### [CHALLENGE 1]
According to the news article on Pakistan's telecom license renewals, how many cellular subscribers did Pakistan have as of April 2019?
### [CHALLENGE 2]
From the news article on Pakistan's telecom license renewals, return the passage starting at "Pakistan’s telecoms market" and ending at "growing digital economy.", copied word for word.

### [PASSAGE GIVEN]

┏━━

Pay $450mln renewal fee or licences expire on Aug 21, PTA orders Jazz and Telenor

Pakistan’s biggest mobile network Jazz, and the country’s second-largest telecoms firm, Telenor, are challenging in court the license renewal process after government’s last-minute price hike for a long-term mobile operating license renewal. (AFP)
Updated 01 August 2019

Pay $450mln renewal fee or licences expire on Aug 21, PTA orders Jazz and Telenor

  • Pakistan’s biggest and second-largest telecom firms have taken the government to court over the renewal process and price
  • Companies believe licence price hike goes against a 2004 agreement and have challenged the PTA for setting the price in USD

ISLAMABAD/KARACHI: The Pakistan Telecommunication Authority has informed the country's biggest mobile network, Jazz, and second-largest telecoms firm, Telenor, that their licences will stand expired on August 21 if the companies do not agree to pay a renewal fee of $450 million as per the PTA’s terms and conditions, PTA and Jazz officials said this week.
Pakistan’s telecoms market was deregulated in 2004 and foreign firms such as Jazz have invested heavily. But now the company fears the new renewal fee, which it says goes against an agreement struck in 2004, will pose a significant risk to the connectivity of millions of Pakistanis and jeopardize a growing digital economy.
According to PTA figures as of April 2019, Pakistan has 161 million cellular subscribers, with 59.2 million using Jazz and 44.8 million on Telenor.
“The decision by PTA to expire the licences of operators on August 21, 2019, if not renewed on their terms, is indeed concerning,” Ali Naseer, Chief Corporate and Enterprise Officer at Jazz, told Arab News in an interview this week. “This can potentially disrupt services for millions of Pakistani cell phone users.”
A Telenor spokesman did not respond to repeated calls for comment but a PTA directive to Telenor dated July 22 and seen by Arab News orders the company to pay the $450 million renewal fee by the August 21 deadline and on the PTA’s terms, or risk discontinuation of operations.

┗━━

### [DATA EXCERPT]
┏━━

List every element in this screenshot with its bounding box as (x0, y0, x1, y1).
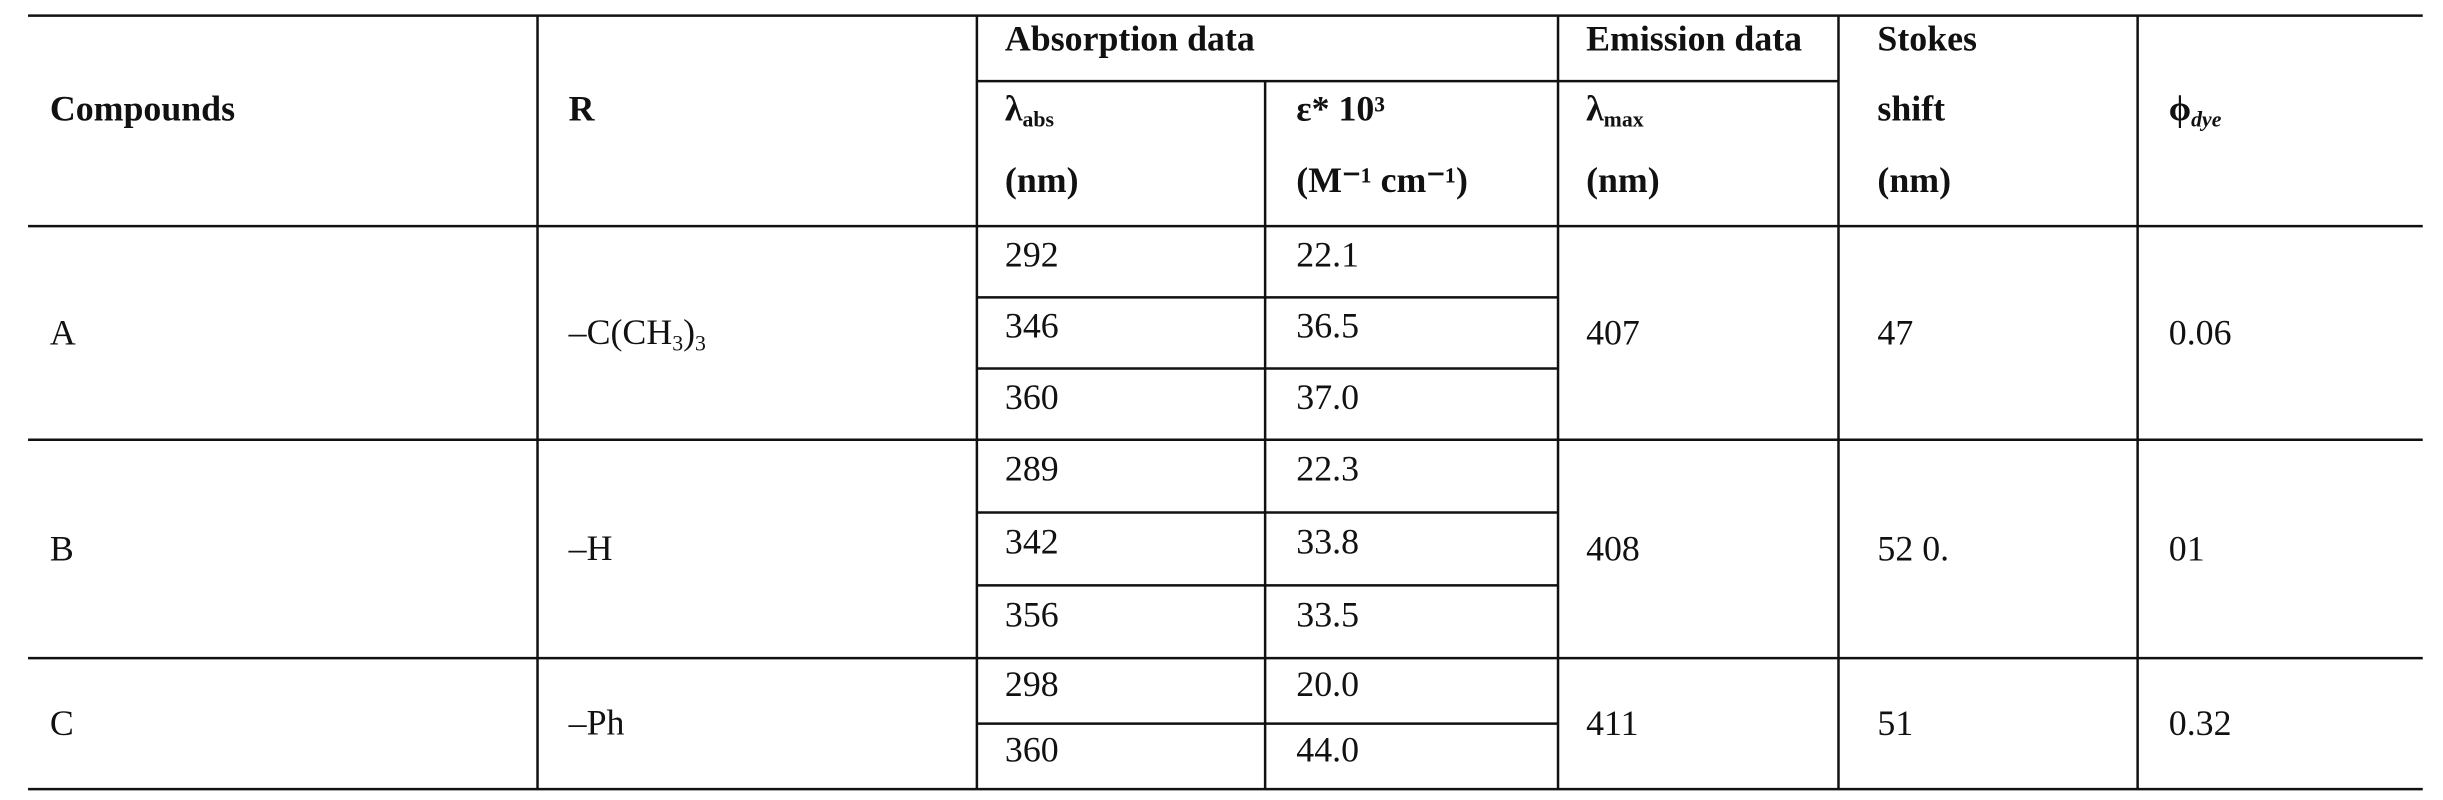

┗━━

### [WORKED SOLUTION 1]
161 million

### [WORKED SOLUTION 2]
Pakistan’s telecoms market was deregulated in 2004 and foreign firms such as Jazz have invested heavily. But now the company fears the new renewal fee, which it says goes against an agreement struck in 2004, will pose a significant risk to the connectivity of millions of Pakistanis and jeopardize a growing digital economy.